From the entries that follow, gather each line holding the word "points".

^^^^^^^^

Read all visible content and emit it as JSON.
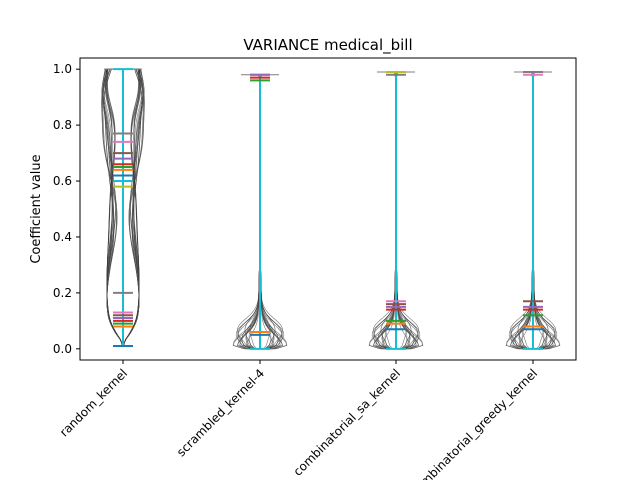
{
  "chart_data": {
    "type": "violin",
    "title": "VARIANCE medical_bill",
    "xlabel": "",
    "ylabel": "Coefficient value",
    "ylim": [
      -0.04,
      1.04
    ],
    "yticks": [
      "0.0",
      "0.2",
      "0.4",
      "0.6",
      "0.8",
      "1.0"
    ],
    "categories": [
      "random_kernel",
      "scrambled_kernel-4",
      "combinatorial_sa_kernel",
      "combinatorial_greedy_kernel"
    ],
    "violins": [
      {
        "category": "random_kernel",
        "min": 0.01,
        "max": 1.0,
        "medians": [
          0.01,
          0.08,
          0.09,
          0.1,
          0.11,
          0.12,
          0.13,
          0.2,
          0.58,
          0.6,
          0.62,
          0.64,
          0.65,
          0.66,
          0.68,
          0.7,
          0.74,
          0.77
        ],
        "shape": "wide-multimodal"
      },
      {
        "category": "scrambled_kernel-4",
        "min": 0.0,
        "max": 0.98,
        "medians": [
          0.05,
          0.06,
          0.96,
          0.97,
          0.98
        ],
        "shape": "bottom-heavy"
      },
      {
        "category": "combinatorial_sa_kernel",
        "min": 0.0,
        "max": 0.99,
        "medians": [
          0.07,
          0.09,
          0.1,
          0.14,
          0.15,
          0.16,
          0.17,
          0.98,
          0.99
        ],
        "shape": "bottom-heavy"
      },
      {
        "category": "combinatorial_greedy_kernel",
        "min": 0.0,
        "max": 0.99,
        "medians": [
          0.07,
          0.08,
          0.12,
          0.14,
          0.15,
          0.17,
          0.98,
          0.99
        ],
        "shape": "bottom-heavy"
      }
    ],
    "colors": [
      "#1f77b4",
      "#ff7f0e",
      "#2ca02c",
      "#d62728",
      "#9467bd",
      "#8c564b",
      "#e377c2",
      "#7f7f7f",
      "#bcbd22",
      "#17becf"
    ],
    "grid": false,
    "legend": "none"
  }
}
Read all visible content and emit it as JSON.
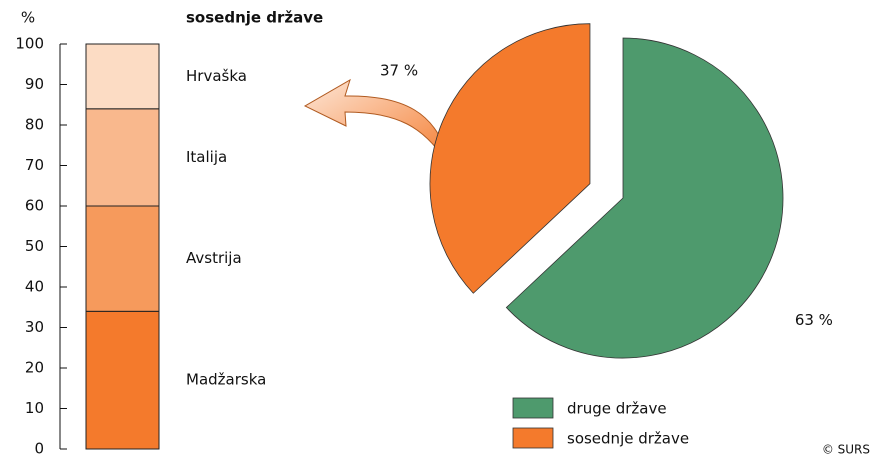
{
  "source": "© SURS",
  "chart_data": [
    {
      "type": "bar",
      "stacked": true,
      "title": "sosednje države",
      "y_label": "%",
      "categories": [
        null
      ],
      "series": [
        {
          "name": "Madžarska",
          "color": "#f47a2c",
          "values": [
            34
          ]
        },
        {
          "name": "Avstrija",
          "color": "#f69a5c",
          "values": [
            26
          ]
        },
        {
          "name": "Italija",
          "color": "#f9b88d",
          "values": [
            24
          ]
        },
        {
          "name": "Hrvaška",
          "color": "#fcdcc4",
          "values": [
            16
          ]
        }
      ],
      "ylim": [
        0,
        100
      ],
      "yticks": [
        0,
        10,
        20,
        30,
        40,
        50,
        60,
        70,
        80,
        90,
        100
      ]
    },
    {
      "type": "pie",
      "categories": [
        "druge države",
        "sosednje države"
      ],
      "values": [
        63,
        37
      ],
      "value_labels": [
        "63 %",
        "37 %"
      ],
      "colors": [
        "#4e9a6d",
        "#f47a2c"
      ],
      "legend": "bottom"
    }
  ]
}
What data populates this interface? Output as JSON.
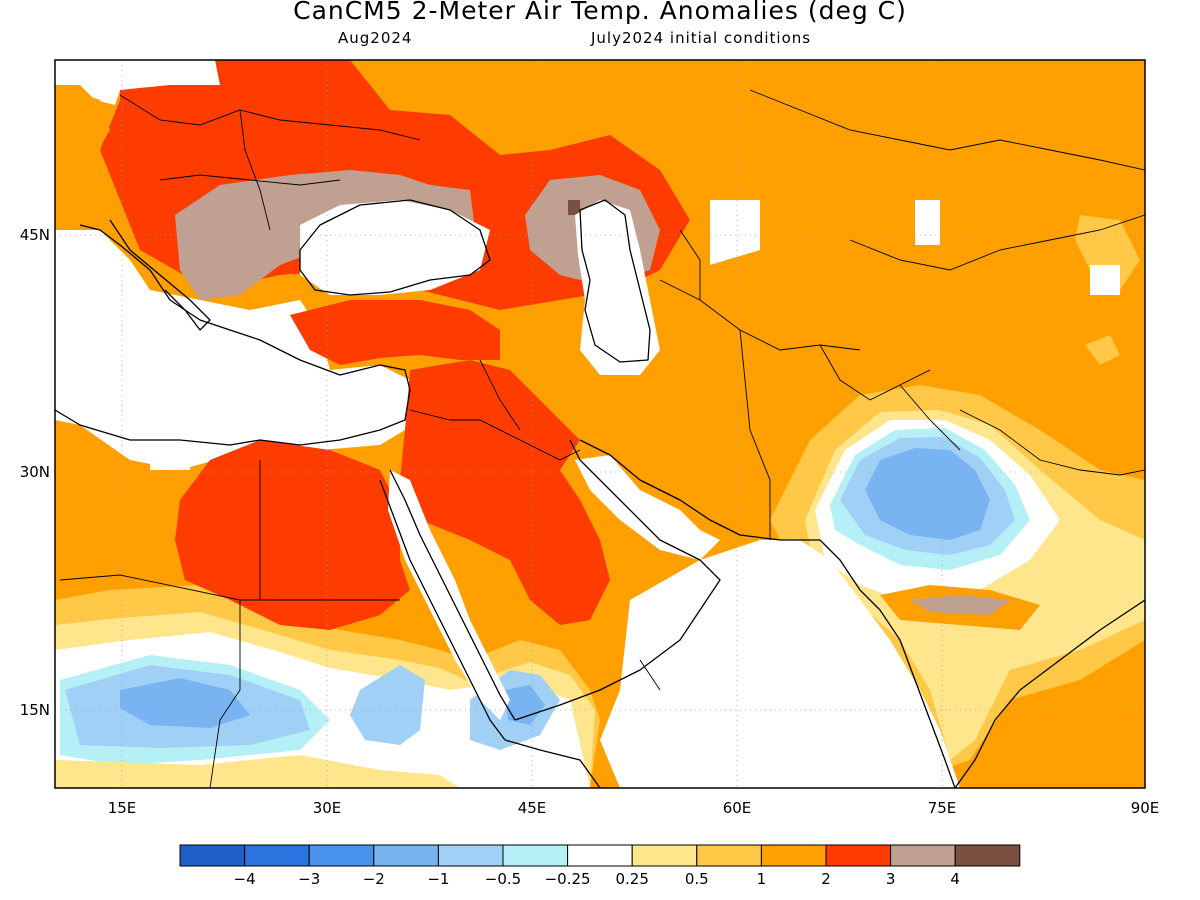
{
  "title": "CanCM5 2-Meter Air Temp. Anomalies (deg C)",
  "subtitle_left": "Aug2024",
  "subtitle_right": "July2024 initial conditions",
  "map": {
    "lon_range": [
      10,
      90
    ],
    "lat_range": [
      10,
      55
    ],
    "lon_ticks": [
      "15E",
      "30E",
      "45E",
      "60E",
      "75E",
      "90E"
    ],
    "lat_ticks": [
      "45N",
      "30N",
      "15N"
    ]
  },
  "colorbar": {
    "colors": [
      "#1f5fc8",
      "#2a74e0",
      "#4a94ee",
      "#78b4f2",
      "#a0d0f6",
      "#b4f0f6",
      "#ffffff",
      "#ffe68c",
      "#ffc846",
      "#ffa000",
      "#ff3c00",
      "#c0a090",
      "#7a5040"
    ],
    "labels": [
      "-4",
      "-3",
      "-2",
      "-1",
      "-0.5",
      "-0.25",
      "0.25",
      "0.5",
      "1",
      "2",
      "3",
      "4"
    ]
  }
}
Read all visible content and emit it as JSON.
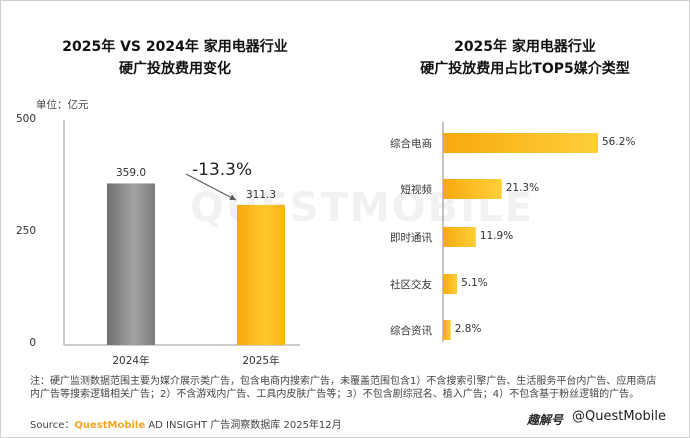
{
  "watermark": "QUESTMOBILE",
  "left_chart_title": [
    "2025年 VS 2024年 家用电器行业",
    "硬广投放费用变化"
  ],
  "right_chart_title": [
    "2025年 家用电器行业",
    "硬广投放费用占比TOP5媒介类型"
  ],
  "unit_label": "单位：亿元",
  "change_label": "-13.3%",
  "note": "注：硬广监测数据范围主要为媒介展示类广告，包含电商内搜索广告，未覆盖范围包含1）不含搜索引擎广告、生活服务平台内广告、应用商店内广告等搜索逻辑相关广告；2）不含游戏内广告、工具内皮肤广告等；3）不包含剧综冠名、植入广告；4）不包含基于粉丝逻辑的广告。",
  "source_prefix": "Source：",
  "source_brand": "QuestMobile",
  "source_rest": " AD INSIGHT 广告洞察数据库 2025年12月",
  "footer_logo": "趣解号",
  "footer_handle": "@QuestMobile",
  "colors": {
    "bar_2024": "#8c8c8c",
    "bar_2025": "#f6b21b",
    "accent": "#f5a623"
  },
  "chart_data": [
    {
      "type": "bar",
      "categories": [
        "2024年",
        "2025年"
      ],
      "values": [
        359.0,
        311.3
      ],
      "value_labels": [
        "359.0",
        "311.3"
      ],
      "ylim": [
        0,
        500
      ],
      "yticks": [
        "0",
        "250",
        "500"
      ],
      "grid": false
    },
    {
      "type": "bar",
      "orientation": "horizontal",
      "categories": [
        "综合电商",
        "短视频",
        "即时通讯",
        "社区交友",
        "综合资讯"
      ],
      "values": [
        56.2,
        21.3,
        11.9,
        5.1,
        2.8
      ],
      "value_labels": [
        "56.2%",
        "21.3%",
        "11.9%",
        "5.1%",
        "2.8%"
      ],
      "grid": false
    }
  ]
}
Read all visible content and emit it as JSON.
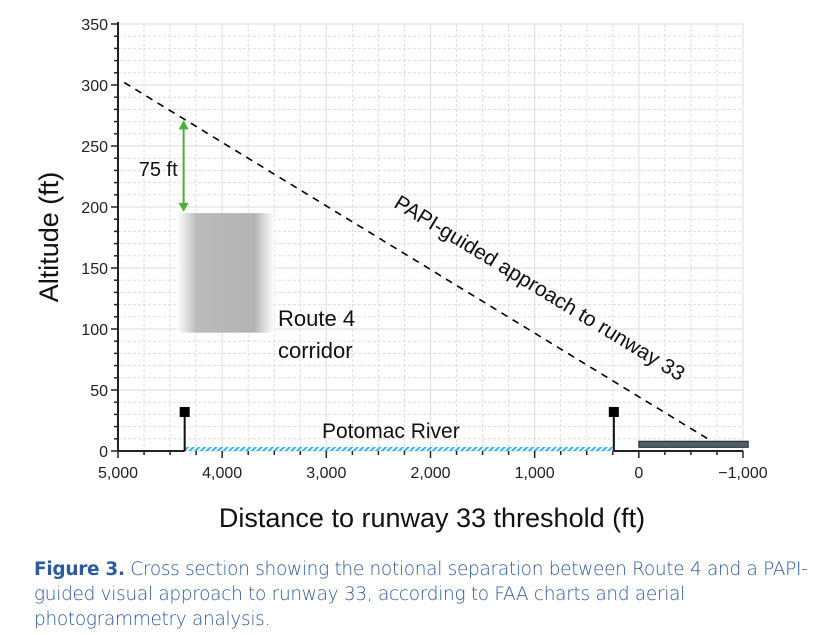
{
  "chart_data": {
    "type": "line",
    "title": "",
    "xlabel": "Distance to runway 33 threshold (ft)",
    "ylabel": "Altitude (ft)",
    "xlim": [
      5000,
      -1000
    ],
    "ylim": [
      0,
      350
    ],
    "x_reversed": true,
    "x_ticks": [
      5000,
      4000,
      3000,
      2000,
      1000,
      0,
      -1000
    ],
    "x_tick_labels": [
      "5,000",
      "4,000",
      "3,000",
      "2,000",
      "1,000",
      "0",
      "−1,000"
    ],
    "y_ticks": [
      0,
      50,
      100,
      150,
      200,
      250,
      300,
      350
    ],
    "y_tick_labels": [
      "0",
      "50",
      "100",
      "150",
      "200",
      "250",
      "300",
      "350"
    ],
    "grid": true,
    "series": [
      {
        "name": "PAPI-guided approach to runway 33",
        "style": "dashed",
        "color": "#000000",
        "points": [
          [
            4940,
            302
          ],
          [
            -700,
            8
          ]
        ]
      }
    ],
    "regions": [
      {
        "label": "Route 4 corridor",
        "x": [
          4435,
          3500
        ],
        "y": [
          97,
          195
        ],
        "color": "#b5b5b5"
      },
      {
        "label": "Potomac River",
        "x": [
          4360,
          240
        ],
        "y": [
          0,
          0
        ],
        "color": "#2ab7ea"
      },
      {
        "label": "runway",
        "x": [
          0,
          -1050
        ],
        "y": [
          3,
          8
        ],
        "color": "#4f5f66"
      }
    ],
    "markers": [
      {
        "x": 4360,
        "y": 32
      },
      {
        "x": 240,
        "y": 32
      }
    ],
    "annotations": [
      {
        "text": "75 ft",
        "x": 4370,
        "y_from": 196,
        "y_to": 271,
        "color": "#4caf3a"
      }
    ]
  },
  "caption": {
    "label": "Figure 3.",
    "text": " Cross section showing the notional separation between Route 4 and a PAPI-guided visual approach to runway 33, according to FAA charts and aerial photogrammetry analysis."
  }
}
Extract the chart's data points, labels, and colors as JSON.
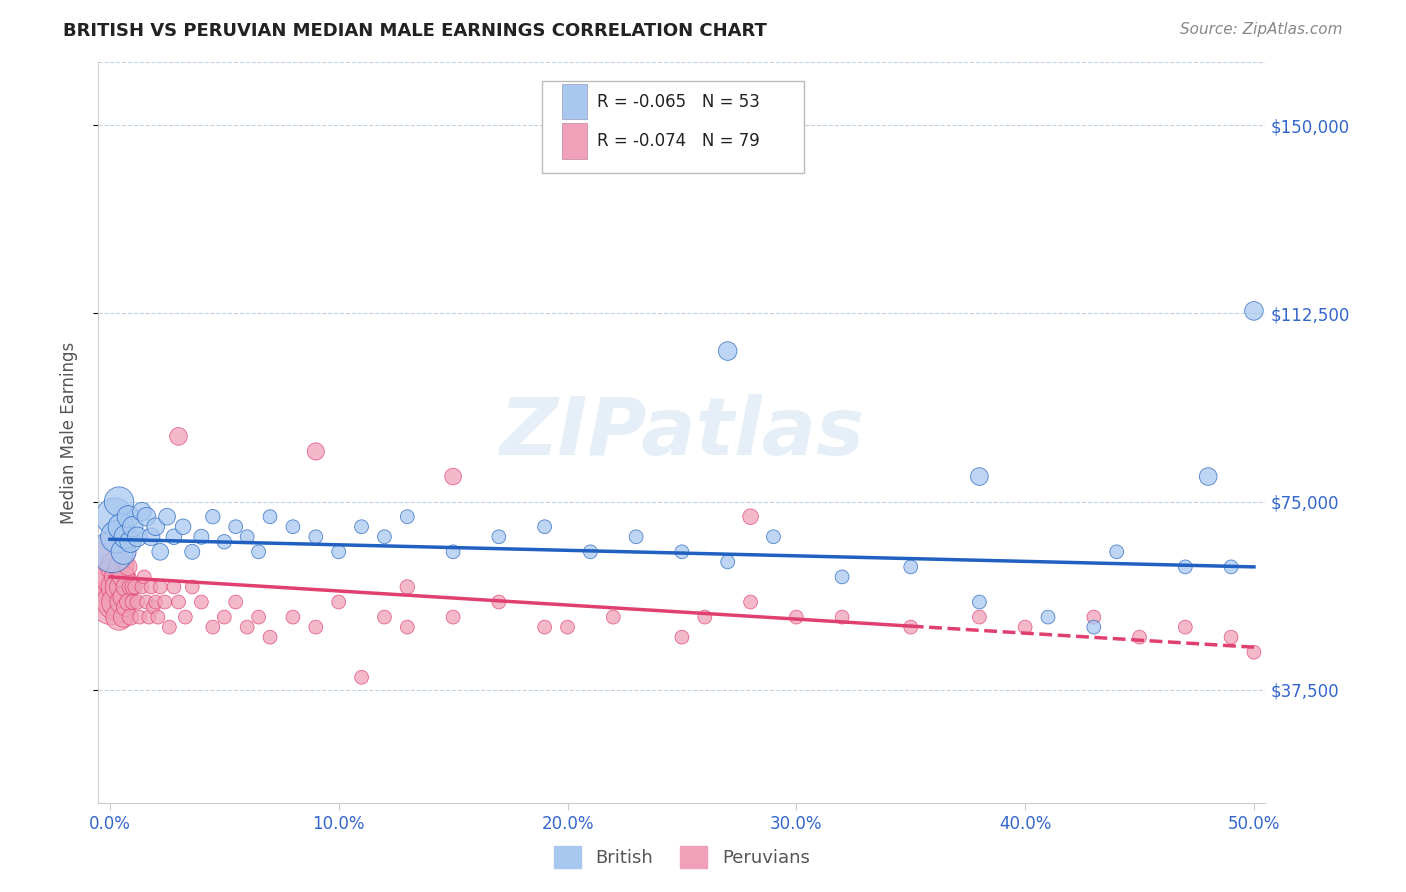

^^^^^^^^

[Response to the task]:
        "points": [
Extract the chart's data points, labels, and colors as JSON.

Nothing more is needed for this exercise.